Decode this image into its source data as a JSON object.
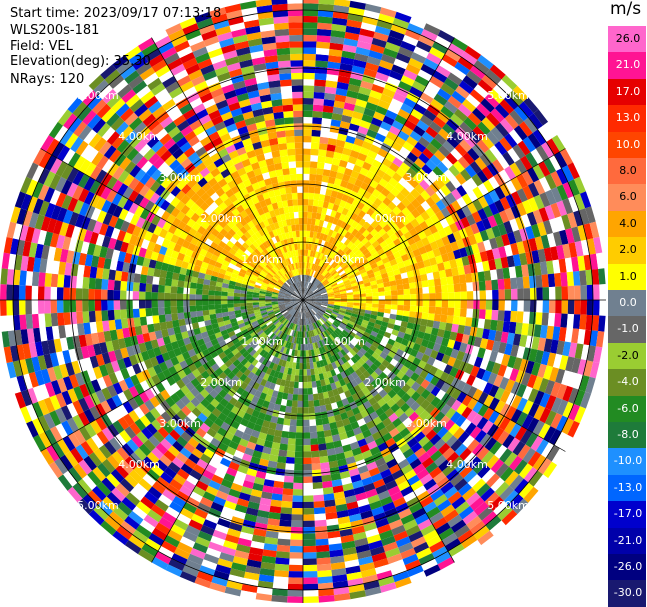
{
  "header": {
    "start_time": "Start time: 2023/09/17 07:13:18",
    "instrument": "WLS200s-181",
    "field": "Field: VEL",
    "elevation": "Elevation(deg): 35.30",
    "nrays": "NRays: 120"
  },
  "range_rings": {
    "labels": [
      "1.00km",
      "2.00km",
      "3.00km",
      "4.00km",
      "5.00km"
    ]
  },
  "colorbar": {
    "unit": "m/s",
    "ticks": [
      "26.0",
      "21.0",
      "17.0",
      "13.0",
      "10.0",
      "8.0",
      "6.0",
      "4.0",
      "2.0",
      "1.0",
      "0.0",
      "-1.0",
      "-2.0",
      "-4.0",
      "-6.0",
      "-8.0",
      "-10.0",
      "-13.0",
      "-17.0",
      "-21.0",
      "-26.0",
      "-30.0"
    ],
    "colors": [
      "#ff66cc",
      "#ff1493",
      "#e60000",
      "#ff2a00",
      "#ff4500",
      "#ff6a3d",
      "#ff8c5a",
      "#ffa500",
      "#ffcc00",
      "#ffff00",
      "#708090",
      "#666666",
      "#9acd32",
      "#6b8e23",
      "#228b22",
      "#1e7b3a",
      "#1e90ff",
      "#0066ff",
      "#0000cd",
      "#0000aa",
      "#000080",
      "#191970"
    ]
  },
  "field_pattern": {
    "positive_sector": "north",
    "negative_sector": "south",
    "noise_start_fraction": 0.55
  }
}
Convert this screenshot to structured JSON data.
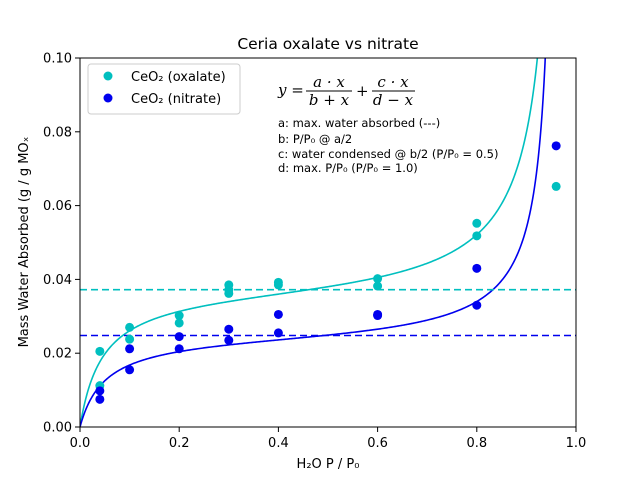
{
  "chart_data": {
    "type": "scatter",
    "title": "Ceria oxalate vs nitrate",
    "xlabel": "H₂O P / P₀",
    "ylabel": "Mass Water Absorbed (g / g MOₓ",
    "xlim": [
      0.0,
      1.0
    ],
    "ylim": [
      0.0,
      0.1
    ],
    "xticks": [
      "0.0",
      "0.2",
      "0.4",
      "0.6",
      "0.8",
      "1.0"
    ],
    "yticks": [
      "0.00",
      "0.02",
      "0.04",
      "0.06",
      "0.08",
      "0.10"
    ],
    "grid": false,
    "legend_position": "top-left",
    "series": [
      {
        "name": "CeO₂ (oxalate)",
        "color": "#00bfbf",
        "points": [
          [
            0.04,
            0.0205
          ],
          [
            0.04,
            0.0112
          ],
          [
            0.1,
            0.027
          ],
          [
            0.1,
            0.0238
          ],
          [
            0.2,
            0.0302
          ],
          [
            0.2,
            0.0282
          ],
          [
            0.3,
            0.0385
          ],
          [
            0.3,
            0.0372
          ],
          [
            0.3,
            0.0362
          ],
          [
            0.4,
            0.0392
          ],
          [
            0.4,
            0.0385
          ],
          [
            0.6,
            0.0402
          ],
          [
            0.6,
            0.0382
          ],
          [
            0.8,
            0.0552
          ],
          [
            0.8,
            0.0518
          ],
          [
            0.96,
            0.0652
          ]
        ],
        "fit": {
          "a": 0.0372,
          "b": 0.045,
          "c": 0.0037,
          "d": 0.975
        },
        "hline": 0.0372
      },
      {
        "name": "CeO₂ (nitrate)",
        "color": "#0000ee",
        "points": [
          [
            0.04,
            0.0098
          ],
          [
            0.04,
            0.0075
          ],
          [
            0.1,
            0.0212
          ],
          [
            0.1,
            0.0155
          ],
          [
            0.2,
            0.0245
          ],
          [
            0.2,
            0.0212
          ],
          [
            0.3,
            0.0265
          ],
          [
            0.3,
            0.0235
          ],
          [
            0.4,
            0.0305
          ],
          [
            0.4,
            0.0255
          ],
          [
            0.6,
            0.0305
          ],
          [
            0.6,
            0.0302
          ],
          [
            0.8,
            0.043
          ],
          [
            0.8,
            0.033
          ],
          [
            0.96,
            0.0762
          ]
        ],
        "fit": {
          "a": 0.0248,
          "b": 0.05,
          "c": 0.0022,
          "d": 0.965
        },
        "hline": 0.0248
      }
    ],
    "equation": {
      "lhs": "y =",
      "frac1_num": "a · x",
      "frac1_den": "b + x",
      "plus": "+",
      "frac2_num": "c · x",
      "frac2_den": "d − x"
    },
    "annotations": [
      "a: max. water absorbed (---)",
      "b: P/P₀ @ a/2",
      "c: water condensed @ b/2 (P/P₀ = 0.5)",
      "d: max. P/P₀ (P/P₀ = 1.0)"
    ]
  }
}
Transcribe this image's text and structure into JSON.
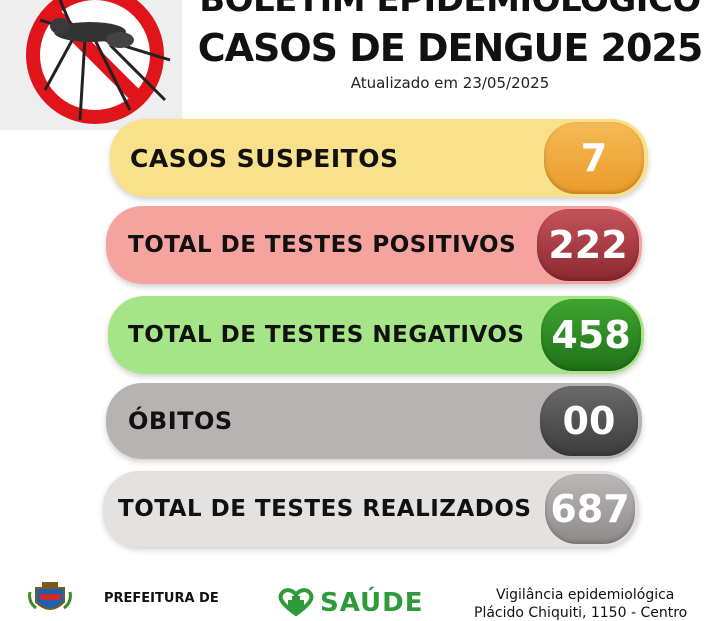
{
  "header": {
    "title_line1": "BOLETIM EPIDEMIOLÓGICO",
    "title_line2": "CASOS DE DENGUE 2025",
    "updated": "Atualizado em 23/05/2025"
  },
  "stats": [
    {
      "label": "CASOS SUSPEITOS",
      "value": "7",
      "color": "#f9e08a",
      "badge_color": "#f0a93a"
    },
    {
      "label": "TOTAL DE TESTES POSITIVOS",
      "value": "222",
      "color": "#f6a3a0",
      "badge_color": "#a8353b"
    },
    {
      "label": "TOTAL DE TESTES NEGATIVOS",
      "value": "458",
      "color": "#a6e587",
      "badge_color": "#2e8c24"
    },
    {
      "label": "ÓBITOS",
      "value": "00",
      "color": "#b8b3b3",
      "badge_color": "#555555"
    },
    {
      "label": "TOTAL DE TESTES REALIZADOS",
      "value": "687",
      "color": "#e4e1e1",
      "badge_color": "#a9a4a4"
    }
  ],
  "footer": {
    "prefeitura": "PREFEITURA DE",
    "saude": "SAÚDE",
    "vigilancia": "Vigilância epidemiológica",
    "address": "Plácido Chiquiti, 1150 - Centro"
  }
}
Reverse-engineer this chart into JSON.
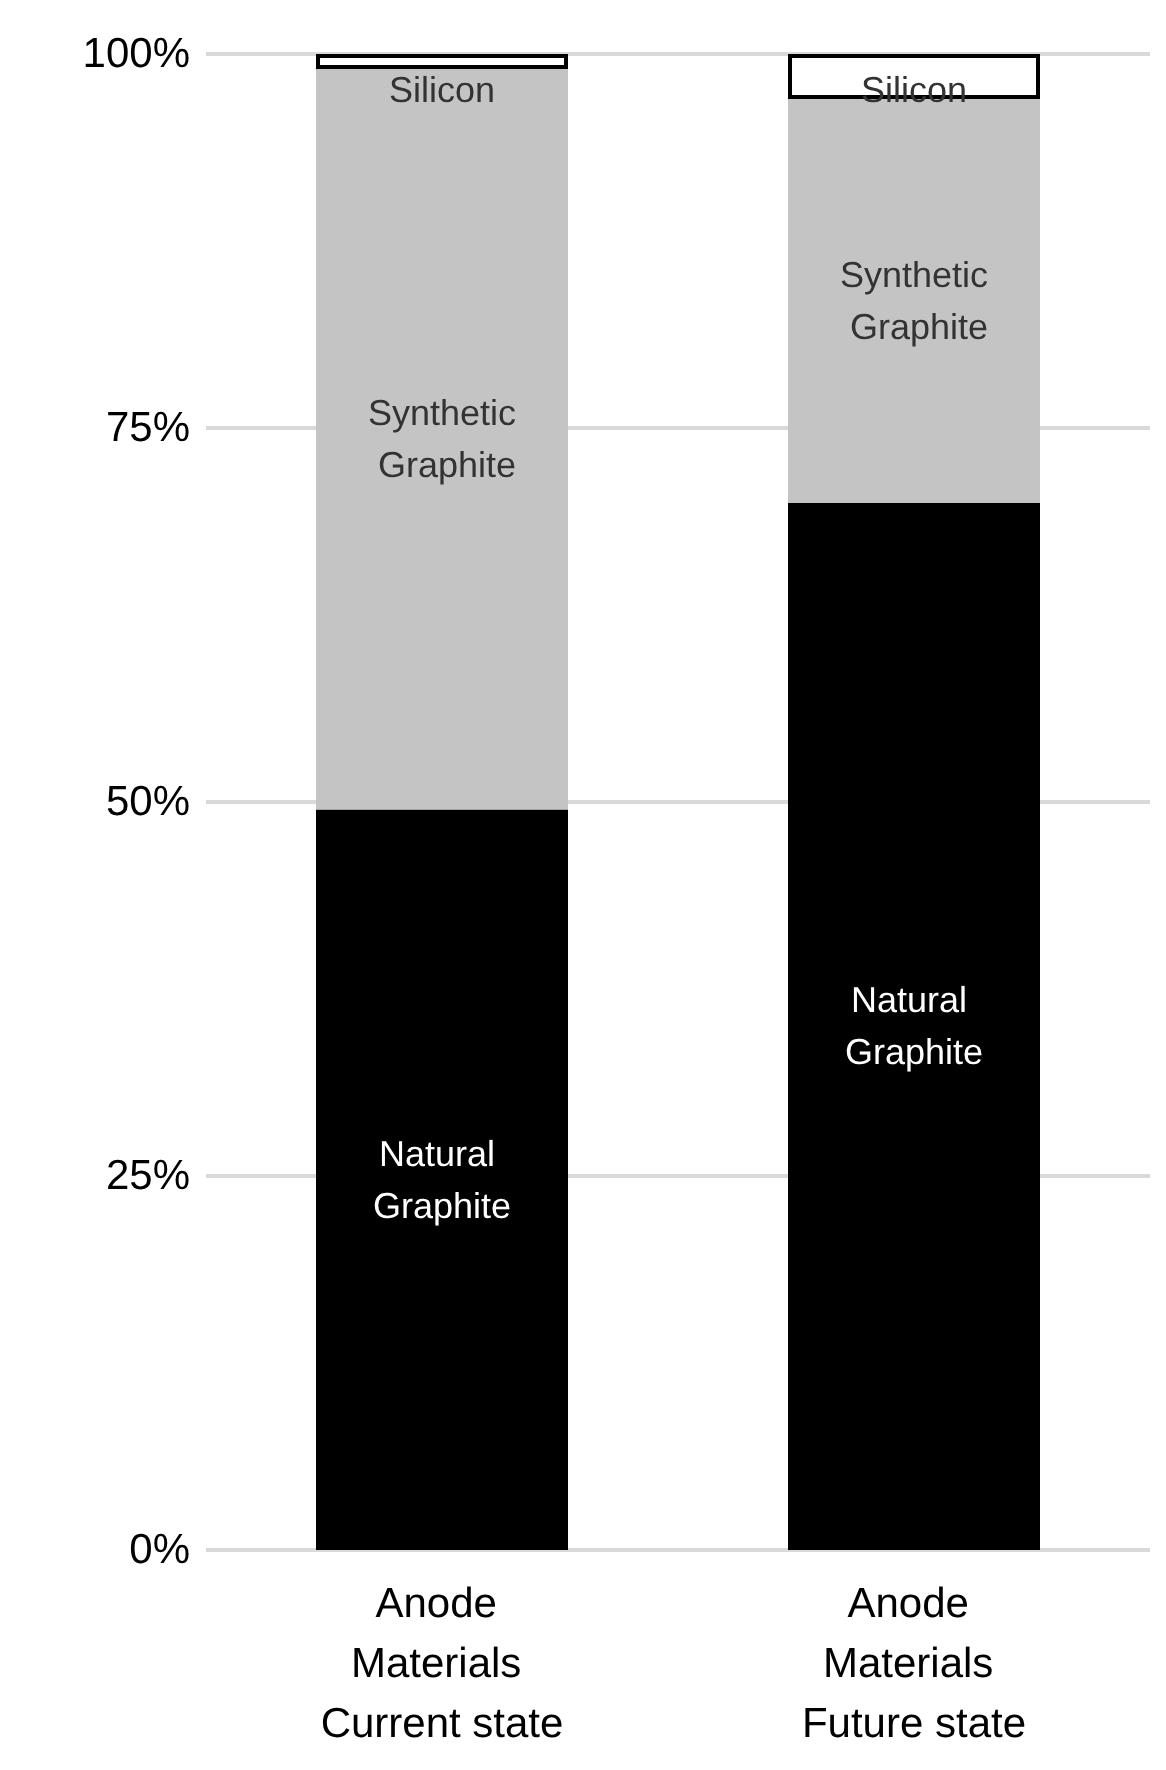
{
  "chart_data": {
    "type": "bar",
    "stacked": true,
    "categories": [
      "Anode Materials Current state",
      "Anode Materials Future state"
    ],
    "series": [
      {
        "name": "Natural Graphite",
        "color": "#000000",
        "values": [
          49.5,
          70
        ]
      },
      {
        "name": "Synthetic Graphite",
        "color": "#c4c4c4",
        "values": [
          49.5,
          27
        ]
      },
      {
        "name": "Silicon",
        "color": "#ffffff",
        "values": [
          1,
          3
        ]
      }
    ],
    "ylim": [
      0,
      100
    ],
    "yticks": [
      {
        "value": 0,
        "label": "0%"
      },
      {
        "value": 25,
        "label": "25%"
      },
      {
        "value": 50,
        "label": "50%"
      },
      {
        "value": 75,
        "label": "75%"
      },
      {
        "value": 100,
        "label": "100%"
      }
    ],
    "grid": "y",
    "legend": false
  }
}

Exercise task:
Copy each line in the data that holds the word "Graphite".

Response below:
        "name": "Natural Graphite",
        "name": "Synthetic Graphite",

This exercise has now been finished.